• [Exercise goal] Can you find the lines of the listing that include "IMOS" and copy every one?

• [Input material]
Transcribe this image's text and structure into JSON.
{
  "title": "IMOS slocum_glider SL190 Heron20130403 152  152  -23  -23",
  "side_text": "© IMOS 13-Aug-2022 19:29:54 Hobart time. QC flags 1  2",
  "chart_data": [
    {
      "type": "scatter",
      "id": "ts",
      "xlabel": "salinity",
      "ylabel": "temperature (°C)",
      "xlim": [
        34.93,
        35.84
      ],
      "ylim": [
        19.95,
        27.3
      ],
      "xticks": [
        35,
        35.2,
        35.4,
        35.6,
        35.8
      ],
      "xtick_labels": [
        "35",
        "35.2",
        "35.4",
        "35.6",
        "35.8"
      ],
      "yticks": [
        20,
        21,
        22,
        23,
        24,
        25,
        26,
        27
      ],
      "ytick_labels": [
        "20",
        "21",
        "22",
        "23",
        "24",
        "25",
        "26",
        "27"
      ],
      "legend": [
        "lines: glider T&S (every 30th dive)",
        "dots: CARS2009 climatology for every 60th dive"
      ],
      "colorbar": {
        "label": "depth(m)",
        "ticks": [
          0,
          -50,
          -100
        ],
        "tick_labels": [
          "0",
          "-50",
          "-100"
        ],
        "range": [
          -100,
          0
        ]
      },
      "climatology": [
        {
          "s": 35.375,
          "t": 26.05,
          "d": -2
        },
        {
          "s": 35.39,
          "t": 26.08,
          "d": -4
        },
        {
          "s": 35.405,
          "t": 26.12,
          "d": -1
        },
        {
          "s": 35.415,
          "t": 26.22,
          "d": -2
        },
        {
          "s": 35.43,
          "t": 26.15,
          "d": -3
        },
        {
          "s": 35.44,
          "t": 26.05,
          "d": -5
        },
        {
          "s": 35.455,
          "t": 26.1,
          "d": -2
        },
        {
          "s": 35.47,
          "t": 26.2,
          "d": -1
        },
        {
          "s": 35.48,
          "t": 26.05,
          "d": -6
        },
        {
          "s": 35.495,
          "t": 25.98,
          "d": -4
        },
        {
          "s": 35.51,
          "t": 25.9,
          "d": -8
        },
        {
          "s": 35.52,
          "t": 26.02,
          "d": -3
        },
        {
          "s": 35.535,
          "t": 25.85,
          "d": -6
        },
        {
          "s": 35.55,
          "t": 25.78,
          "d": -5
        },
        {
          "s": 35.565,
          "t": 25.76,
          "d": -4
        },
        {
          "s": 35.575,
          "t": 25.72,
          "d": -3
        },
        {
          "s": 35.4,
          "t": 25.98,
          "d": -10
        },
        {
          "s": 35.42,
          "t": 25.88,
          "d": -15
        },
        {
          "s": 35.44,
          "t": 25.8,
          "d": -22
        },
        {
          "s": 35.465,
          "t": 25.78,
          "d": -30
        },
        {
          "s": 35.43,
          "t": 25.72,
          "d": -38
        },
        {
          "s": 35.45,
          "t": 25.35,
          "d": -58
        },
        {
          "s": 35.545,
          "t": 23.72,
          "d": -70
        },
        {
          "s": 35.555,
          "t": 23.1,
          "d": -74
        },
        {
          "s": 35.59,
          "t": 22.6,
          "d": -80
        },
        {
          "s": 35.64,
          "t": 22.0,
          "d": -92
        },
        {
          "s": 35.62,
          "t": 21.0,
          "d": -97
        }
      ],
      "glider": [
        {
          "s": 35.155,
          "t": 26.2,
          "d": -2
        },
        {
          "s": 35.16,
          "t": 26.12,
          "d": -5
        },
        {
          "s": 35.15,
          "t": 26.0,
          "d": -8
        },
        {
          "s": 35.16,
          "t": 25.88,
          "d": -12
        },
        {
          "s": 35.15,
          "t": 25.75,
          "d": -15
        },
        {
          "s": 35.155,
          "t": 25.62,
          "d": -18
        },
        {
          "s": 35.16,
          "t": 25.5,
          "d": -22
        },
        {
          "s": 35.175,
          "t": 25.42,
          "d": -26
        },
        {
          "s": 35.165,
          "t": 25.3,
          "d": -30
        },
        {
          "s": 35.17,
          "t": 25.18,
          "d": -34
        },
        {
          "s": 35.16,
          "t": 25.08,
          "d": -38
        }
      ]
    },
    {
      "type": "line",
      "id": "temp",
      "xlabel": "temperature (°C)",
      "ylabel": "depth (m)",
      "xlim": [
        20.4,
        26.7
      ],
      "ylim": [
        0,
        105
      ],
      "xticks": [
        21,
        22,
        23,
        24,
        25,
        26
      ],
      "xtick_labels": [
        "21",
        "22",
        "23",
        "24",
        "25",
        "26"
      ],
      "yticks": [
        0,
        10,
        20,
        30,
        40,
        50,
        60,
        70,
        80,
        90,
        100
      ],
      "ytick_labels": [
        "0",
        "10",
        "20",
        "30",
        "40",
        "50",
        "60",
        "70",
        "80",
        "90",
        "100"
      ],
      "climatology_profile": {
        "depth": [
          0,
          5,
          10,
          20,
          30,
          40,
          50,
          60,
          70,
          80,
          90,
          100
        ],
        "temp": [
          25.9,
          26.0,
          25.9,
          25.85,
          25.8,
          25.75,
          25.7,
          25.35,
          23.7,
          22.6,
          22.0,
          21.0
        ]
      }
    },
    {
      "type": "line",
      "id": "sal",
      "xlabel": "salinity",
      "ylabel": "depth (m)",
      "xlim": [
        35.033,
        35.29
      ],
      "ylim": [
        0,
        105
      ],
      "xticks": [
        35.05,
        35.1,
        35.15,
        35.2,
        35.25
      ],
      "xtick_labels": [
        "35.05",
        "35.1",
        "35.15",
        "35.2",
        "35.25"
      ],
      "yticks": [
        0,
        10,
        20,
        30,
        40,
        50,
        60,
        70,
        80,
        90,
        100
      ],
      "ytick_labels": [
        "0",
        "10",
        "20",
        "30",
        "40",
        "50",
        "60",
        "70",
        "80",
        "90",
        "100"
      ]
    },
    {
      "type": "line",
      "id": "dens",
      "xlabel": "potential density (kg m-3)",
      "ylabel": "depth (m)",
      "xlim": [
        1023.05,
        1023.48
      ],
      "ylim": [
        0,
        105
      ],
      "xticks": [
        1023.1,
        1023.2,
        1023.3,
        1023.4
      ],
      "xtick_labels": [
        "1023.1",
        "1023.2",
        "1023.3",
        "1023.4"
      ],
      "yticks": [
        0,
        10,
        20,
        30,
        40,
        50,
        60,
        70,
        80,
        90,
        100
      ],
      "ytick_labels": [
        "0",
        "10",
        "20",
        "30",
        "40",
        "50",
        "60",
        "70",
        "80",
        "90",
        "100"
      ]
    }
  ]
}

• [Written response]
  "title": "IMOS slocum_glider SL190 Heron20130403 152  152  -23  -23",
  "side_text": "© IMOS 13-Aug-2022 19:29:54 Hobart time. QC flags 1  2",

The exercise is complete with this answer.